WHAT TO WORK ON: Every line of the records must be repeated exactly; pictures stay out.

[start STORED RECORDS]

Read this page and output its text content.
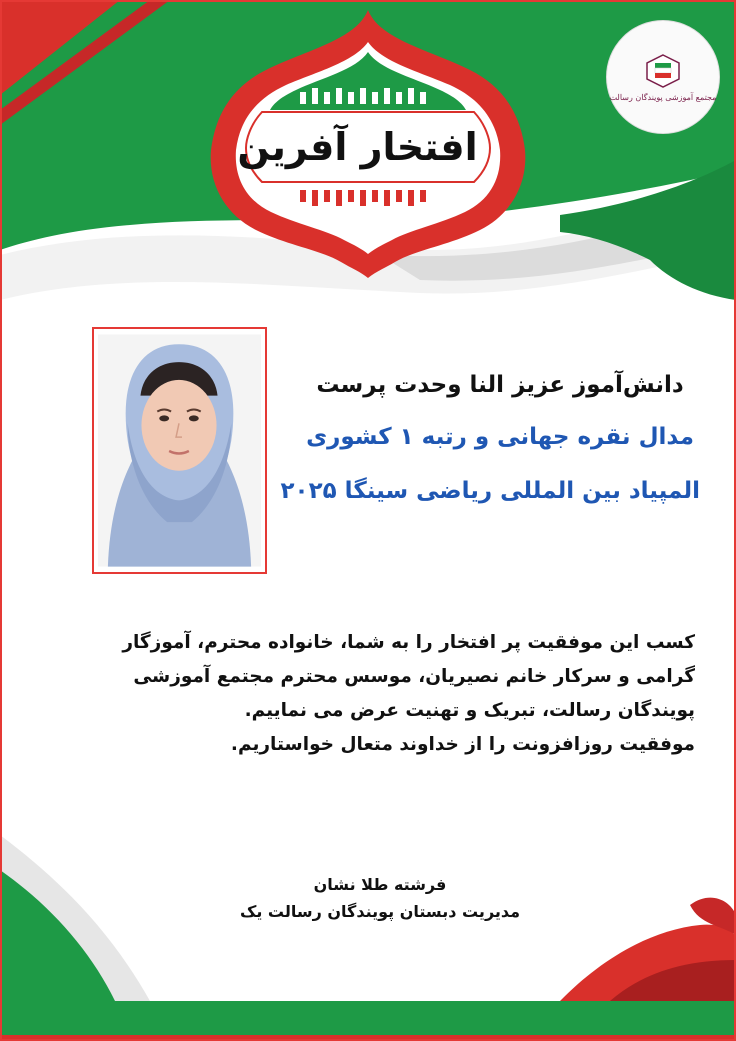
افتخار آفرین
مجتمع آموزشی پویندگان رسالت
دانش‌آموز عزیز النا وحدت پرست
مدال نقره جهانی و رتبه ۱ کشوری
المپیاد بین المللی ریاضی سینگا ۲۰۲۵
کسب این موفقیت پر افتخار را به شما، خانواده محترم، آموزگار
گرامی و سرکار خانم نصیریان، موسس محترم مجتمع آموزشی
پویندگان رسالت، تبریک و تهنیت عرض می نماییم.
موفقیت روزافزونت را از خداوند متعال خواستاریم.
فرشته طلا نشان
مدیریت دبستان پویندگان رسالت یک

[end STORED RECORDS]

THE SOLUTION:
Read this page and output its text content.
افتخار آفرین
مجتمع آموزشی پویندگان رسالت
دانش‌آموز عزیز النا وحدت پرست
مدال نقره جهانی و رتبه ۱ کشوری
المپیاد بین المللی ریاضی سینگا ۲۰۲۵
کسب این موفقیت پر افتخار را به شما، خانواده محترم، آموزگار
گرامی و سرکار خانم نصیریان، موسس محترم مجتمع آموزشی
پویندگان رسالت، تبریک و تهنیت عرض می نماییم.
موفقیت روزافزونت را از خداوند متعال خواستاریم.
فرشته طلا نشان
مدیریت دبستان پویندگان رسالت یک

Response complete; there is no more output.